> [What you need to do]: Rewrite everything from the first entry down through the line containing "466, 3, 500]", renaming "candle-body" to "candle-rect" wherever it occurs and leaving all else unchanged.

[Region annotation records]
· · · · ·
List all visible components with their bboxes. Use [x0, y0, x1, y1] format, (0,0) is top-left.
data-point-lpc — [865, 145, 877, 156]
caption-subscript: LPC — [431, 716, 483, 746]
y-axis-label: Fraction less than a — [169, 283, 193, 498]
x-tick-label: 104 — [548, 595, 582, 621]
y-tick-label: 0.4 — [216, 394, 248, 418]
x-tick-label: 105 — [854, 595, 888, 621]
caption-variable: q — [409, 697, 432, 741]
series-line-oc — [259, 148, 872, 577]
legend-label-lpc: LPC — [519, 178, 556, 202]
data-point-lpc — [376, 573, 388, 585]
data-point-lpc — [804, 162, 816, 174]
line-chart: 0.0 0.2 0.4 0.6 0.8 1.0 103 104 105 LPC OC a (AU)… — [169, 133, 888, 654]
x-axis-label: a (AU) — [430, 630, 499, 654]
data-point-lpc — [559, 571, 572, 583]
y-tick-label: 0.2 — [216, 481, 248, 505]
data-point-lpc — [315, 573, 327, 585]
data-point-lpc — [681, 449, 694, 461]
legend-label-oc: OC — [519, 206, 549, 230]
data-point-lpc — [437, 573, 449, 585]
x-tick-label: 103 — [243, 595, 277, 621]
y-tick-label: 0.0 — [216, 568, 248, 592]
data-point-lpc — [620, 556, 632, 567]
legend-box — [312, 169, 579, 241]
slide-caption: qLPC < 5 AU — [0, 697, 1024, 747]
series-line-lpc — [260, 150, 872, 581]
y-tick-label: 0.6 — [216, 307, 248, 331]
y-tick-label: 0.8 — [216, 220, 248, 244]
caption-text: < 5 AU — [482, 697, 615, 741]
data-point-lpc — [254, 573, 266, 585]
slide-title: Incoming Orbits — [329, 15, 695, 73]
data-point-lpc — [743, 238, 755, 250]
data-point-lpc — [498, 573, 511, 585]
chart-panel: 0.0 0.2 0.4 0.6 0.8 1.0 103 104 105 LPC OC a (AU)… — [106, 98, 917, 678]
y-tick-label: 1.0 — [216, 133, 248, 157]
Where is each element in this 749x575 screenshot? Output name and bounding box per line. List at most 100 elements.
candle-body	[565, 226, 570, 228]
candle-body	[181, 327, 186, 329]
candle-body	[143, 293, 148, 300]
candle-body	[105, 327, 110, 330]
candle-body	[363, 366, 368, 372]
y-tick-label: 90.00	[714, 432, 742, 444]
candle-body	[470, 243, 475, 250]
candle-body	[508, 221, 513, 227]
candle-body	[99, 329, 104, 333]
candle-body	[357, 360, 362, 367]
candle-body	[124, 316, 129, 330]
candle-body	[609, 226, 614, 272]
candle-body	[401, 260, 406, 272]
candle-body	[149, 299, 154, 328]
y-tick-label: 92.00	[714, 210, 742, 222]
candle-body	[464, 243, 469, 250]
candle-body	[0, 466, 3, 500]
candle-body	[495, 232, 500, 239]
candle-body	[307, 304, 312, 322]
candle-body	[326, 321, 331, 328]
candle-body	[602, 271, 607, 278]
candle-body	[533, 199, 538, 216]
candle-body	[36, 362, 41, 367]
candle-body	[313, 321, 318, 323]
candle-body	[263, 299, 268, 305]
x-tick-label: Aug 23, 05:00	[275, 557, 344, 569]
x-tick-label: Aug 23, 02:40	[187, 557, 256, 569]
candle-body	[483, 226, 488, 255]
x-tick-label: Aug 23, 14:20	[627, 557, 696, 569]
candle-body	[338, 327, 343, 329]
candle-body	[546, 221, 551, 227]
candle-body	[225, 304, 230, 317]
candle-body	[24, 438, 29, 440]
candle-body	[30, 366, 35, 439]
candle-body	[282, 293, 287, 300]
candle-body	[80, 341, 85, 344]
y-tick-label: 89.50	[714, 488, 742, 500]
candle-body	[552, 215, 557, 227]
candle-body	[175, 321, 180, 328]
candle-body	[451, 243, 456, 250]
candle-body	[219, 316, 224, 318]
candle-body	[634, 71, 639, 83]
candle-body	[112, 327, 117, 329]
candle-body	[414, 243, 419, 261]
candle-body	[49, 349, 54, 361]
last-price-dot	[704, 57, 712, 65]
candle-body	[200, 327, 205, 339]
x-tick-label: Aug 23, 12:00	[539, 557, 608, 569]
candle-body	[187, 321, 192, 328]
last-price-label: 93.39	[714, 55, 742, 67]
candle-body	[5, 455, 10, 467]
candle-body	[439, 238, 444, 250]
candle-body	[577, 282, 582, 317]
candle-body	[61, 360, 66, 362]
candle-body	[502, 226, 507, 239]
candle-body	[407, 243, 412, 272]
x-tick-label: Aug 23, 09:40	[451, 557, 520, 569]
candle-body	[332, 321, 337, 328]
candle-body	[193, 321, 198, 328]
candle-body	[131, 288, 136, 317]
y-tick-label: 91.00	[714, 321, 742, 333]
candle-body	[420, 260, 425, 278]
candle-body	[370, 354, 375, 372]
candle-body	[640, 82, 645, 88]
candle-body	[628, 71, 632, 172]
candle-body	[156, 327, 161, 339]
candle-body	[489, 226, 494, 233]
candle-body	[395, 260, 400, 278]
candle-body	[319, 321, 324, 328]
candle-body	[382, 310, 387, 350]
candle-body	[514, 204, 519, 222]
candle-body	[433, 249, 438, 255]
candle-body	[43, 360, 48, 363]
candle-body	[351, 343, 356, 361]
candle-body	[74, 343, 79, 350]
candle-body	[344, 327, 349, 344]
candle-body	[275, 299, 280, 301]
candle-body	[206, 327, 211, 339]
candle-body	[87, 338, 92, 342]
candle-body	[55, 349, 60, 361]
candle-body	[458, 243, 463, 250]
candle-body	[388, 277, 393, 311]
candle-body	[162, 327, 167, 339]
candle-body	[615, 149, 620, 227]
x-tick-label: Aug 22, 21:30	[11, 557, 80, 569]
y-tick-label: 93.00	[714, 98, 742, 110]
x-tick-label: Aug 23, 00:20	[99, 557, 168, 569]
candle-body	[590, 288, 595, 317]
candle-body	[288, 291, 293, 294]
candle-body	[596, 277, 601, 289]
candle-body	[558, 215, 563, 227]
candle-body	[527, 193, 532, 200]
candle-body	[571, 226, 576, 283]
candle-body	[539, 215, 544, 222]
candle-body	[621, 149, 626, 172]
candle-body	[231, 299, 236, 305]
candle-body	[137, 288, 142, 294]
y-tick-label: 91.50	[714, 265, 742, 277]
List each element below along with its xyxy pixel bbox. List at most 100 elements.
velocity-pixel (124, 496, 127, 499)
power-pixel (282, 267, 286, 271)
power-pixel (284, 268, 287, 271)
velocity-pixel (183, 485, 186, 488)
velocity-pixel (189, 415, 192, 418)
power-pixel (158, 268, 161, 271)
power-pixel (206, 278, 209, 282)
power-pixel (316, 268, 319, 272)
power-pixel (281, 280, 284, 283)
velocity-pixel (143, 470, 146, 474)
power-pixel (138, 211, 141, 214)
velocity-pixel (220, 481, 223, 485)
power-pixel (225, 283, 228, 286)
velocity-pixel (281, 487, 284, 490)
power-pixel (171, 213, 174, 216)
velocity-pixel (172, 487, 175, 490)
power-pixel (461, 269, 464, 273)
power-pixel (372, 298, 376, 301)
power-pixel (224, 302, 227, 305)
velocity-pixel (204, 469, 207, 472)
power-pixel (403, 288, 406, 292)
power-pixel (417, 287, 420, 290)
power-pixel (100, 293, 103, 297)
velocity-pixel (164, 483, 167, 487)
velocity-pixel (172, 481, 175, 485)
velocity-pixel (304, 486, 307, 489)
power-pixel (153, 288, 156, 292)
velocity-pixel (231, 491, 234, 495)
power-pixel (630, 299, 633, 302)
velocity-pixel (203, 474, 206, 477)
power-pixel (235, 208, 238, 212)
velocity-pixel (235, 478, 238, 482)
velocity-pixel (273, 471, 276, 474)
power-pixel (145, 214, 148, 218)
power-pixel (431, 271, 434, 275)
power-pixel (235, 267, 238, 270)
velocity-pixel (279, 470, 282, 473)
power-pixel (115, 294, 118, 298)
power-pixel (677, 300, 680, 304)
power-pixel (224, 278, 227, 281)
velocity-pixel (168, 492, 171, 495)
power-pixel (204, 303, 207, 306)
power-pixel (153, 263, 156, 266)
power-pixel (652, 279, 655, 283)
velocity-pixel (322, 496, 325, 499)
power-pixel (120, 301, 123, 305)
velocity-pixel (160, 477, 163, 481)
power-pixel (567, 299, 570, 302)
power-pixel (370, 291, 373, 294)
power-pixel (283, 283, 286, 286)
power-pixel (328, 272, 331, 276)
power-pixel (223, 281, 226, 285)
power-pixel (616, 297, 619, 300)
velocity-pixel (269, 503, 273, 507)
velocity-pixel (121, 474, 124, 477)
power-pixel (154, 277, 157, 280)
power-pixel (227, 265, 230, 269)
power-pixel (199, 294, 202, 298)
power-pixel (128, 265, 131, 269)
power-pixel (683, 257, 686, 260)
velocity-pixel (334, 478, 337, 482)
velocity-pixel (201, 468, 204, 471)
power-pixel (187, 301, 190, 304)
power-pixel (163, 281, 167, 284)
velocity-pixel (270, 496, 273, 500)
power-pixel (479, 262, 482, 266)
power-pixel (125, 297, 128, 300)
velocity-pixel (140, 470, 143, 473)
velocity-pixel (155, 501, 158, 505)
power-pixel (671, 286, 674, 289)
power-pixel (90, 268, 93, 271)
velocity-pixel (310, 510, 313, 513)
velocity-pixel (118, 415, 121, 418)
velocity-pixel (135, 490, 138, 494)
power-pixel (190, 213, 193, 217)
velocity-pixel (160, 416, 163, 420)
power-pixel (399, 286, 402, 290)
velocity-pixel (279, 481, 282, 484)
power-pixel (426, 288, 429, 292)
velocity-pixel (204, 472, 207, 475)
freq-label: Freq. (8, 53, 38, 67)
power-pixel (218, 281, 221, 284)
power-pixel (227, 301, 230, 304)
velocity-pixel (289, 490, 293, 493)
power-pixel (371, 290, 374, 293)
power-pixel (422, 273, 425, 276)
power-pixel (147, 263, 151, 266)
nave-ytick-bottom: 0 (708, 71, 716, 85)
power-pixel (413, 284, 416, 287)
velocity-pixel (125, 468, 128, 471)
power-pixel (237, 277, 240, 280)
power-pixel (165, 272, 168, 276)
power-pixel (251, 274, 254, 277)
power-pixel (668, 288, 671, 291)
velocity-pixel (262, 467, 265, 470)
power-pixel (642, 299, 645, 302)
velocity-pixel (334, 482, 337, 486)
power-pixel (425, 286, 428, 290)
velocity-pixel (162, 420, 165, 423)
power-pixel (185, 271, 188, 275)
· · · · ·
> [Result below]:
List all visible components with their bboxes. Use [x0, y0, x1, y1] format, (0,0) is top-left.
data-point-lpc — [865, 145, 877, 156]
caption-subscript: LPC — [431, 716, 483, 746]
y-axis-label: Fraction less than a — [169, 283, 193, 498]
x-tick-label: 104 — [548, 595, 582, 621]
y-tick-label: 0.4 — [216, 394, 248, 418]
x-tick-label: 105 — [854, 595, 888, 621]
caption-variable: q — [409, 697, 432, 741]
series-line-oc — [259, 148, 872, 577]
legend-label-lpc: LPC — [519, 178, 556, 202]
data-point-lpc — [376, 573, 388, 585]
data-point-lpc — [804, 162, 816, 174]
line-chart: 0.0 0.2 0.4 0.6 0.8 1.0 103 104 105 LPC OC a (AU)… — [169, 133, 888, 654]
x-axis-label: a (AU) — [430, 630, 499, 654]
data-point-lpc — [559, 571, 572, 583]
y-tick-label: 0.2 — [216, 481, 248, 505]
data-point-lpc — [315, 573, 327, 585]
data-point-lpc — [681, 449, 694, 461]
legend-label-oc: OC — [519, 206, 549, 230]
data-point-lpc — [437, 573, 449, 585]
x-tick-label: 103 — [243, 595, 277, 621]
y-tick-label: 0.0 — [216, 568, 248, 592]
data-point-lpc — [620, 556, 632, 567]
legend-box — [312, 169, 579, 241]
slide-caption: qLPC < 5 AU — [0, 697, 1024, 747]
series-line-lpc — [260, 150, 872, 581]
y-tick-label: 0.6 — [216, 307, 248, 331]
y-tick-label: 0.8 — [216, 220, 248, 244]
caption-text: < 5 AU — [482, 697, 615, 741]
data-point-lpc — [254, 573, 266, 585]
slide-title: Incoming Orbits — [329, 15, 695, 73]
data-point-lpc — [743, 238, 755, 250]
data-point-lpc — [498, 573, 511, 585]
chart-panel: 0.0 0.2 0.4 0.6 0.8 1.0 103 104 105 LPC OC a (AU)… — [106, 98, 917, 678]
y-tick-label: 1.0 — [216, 133, 248, 157]
Where is each element in this 749x575 screenshot? Output name and bounding box per line. List at most 100 elements.
candle-rect	[565, 226, 570, 228]
candle-rect	[181, 327, 186, 329]
candle-rect	[143, 293, 148, 300]
candle-rect	[105, 327, 110, 330]
candle-rect	[363, 366, 368, 372]
y-tick-label: 90.00	[714, 432, 742, 444]
candle-rect	[470, 243, 475, 250]
candle-rect	[508, 221, 513, 227]
candle-rect	[99, 329, 104, 333]
candle-rect	[357, 360, 362, 367]
candle-rect	[124, 316, 129, 330]
candle-rect	[609, 226, 614, 272]
candle-rect	[401, 260, 406, 272]
candle-rect	[149, 299, 154, 328]
y-tick-label: 92.00	[714, 210, 742, 222]
candle-rect	[464, 243, 469, 250]
candle-rect	[0, 466, 3, 500]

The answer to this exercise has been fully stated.